(Text to read)
# Oddness with breeder



## Maeg8 (Apr 28, 2011)

So, I reserved a lovely champagne hedgehog weeks ago, did my research, spent lots of time getting what I needed. I was going to get my hedgehog on Monday, when the breeder contacts me saying that she doesn't want to give me my hedgehog because she's unfriendly. She said she had other females that are ready in a few weeks that she could give me. So, I'm really ticked. I generally like it when I pay a deposit and was contacted last week about picking her up to arrange a time, that I can actually get what I was promised. I checked the ad that she posted on kijiji and noticed that the female that I had was the only non-salt and pepper hedgehog there and that she mentioned that she was expecting other albinos and champagnes. I mention this because I think that this may be the real reason, that she decided to holdback the hedgehog that I wanted because of this. I mean, if socialization was a problem, why didn't she mention this last week? I wish I had contacted a more reputable breeder. What should I do? Cancel with her and count the deposit as a loss and go with a better breeder or just hold on?


----------



## susanaproenca (Aug 14, 2010)

If you made a deposit on that specific baby and she doesn't want to sell you that baby, you should be able to get your deposit back. No?


----------



## Maeg8 (Apr 28, 2011)

Probably. But should I just go with her offer or go for someone else?


----------



## LarryT (May 12, 2009)

Sounds sketchy to me,I think I would look elsewhere.


----------



## susanaproenca (Aug 14, 2010)

LarryT said:


> Sounds sketchy to me,I think I would look elsewhere.

(Written task 1)
Answer these questions about the forum thread:
(a) What color was the hedgehog Maeg8 reserved?
(b) On which site did the breeder post her ad?
(c) How did LarryT say the situation sounds?
(Written task 2)
Can you repeat the entries, from their start down through the line containing "y-axis-title: Пропускная способность", with both ends included and the pictures left out?
The forum thread has no connection to the entries that come after it.

[Records of where elements appear]
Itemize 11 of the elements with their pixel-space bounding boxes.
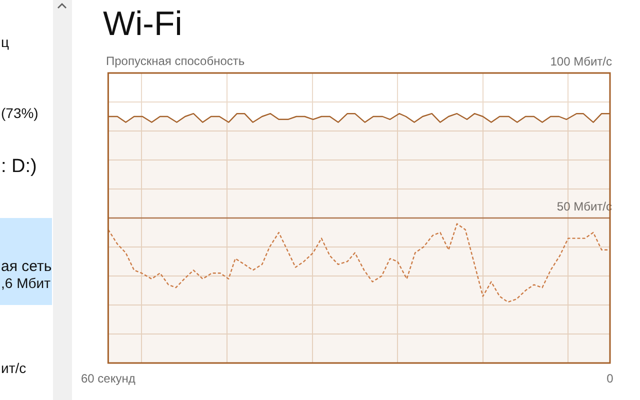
chart-title: Wi-Fi bbox=[103, 5, 182, 43]
text: (73%) bbox=[1, 105, 38, 121]
text: ,6 Мбит bbox=[1, 275, 50, 291]
text: ит/с bbox=[1, 360, 26, 376]
text: : D:) bbox=[1, 156, 37, 177]
x-tick-label: 60 секунд bbox=[80, 372, 136, 386]
x-tick-label: 0 bbox=[606, 372, 614, 386]
text: ая сеть bbox=[1, 258, 52, 275]
y-tick-label: 100 Мбит/с bbox=[550, 54, 612, 68]
text: ц bbox=[1, 34, 10, 50]
y-axis-title: Пропускная способность bbox=[106, 54, 245, 68]
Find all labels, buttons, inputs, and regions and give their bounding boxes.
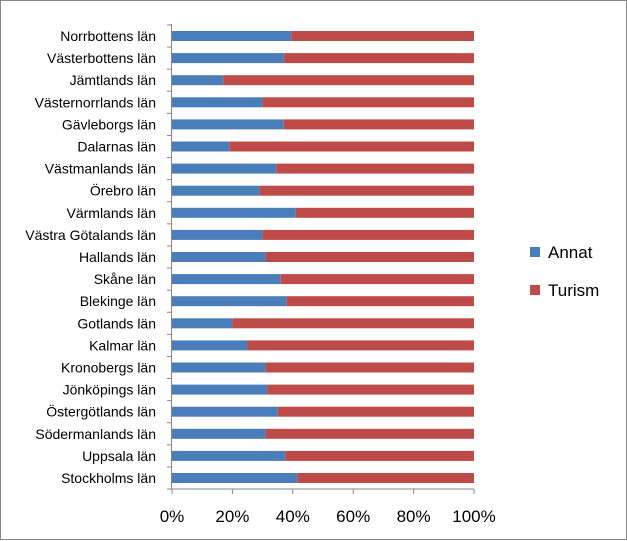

(Correct answer 1)
(a) Champagne
(b) Kijiji
(c) Sketchy

(Correct answer 2)
Itemize 11 of the elements with their pixel-space bounding boxes.
chart-title: Wi-Fi bbox=[103, 5, 182, 43]
text: (73%) bbox=[1, 105, 38, 121]
text: ,6 Мбит bbox=[1, 275, 50, 291]
text: ит/с bbox=[1, 360, 26, 376]
text: : D:) bbox=[1, 156, 37, 177]
x-tick-label: 60 секунд bbox=[80, 372, 136, 386]
x-tick-label: 0 bbox=[606, 372, 614, 386]
text: ая сеть bbox=[1, 258, 52, 275]
y-tick-label: 100 Мбит/с bbox=[550, 54, 612, 68]
text: ц bbox=[1, 34, 10, 50]
y-axis-title: Пропускная способность bbox=[106, 54, 245, 68]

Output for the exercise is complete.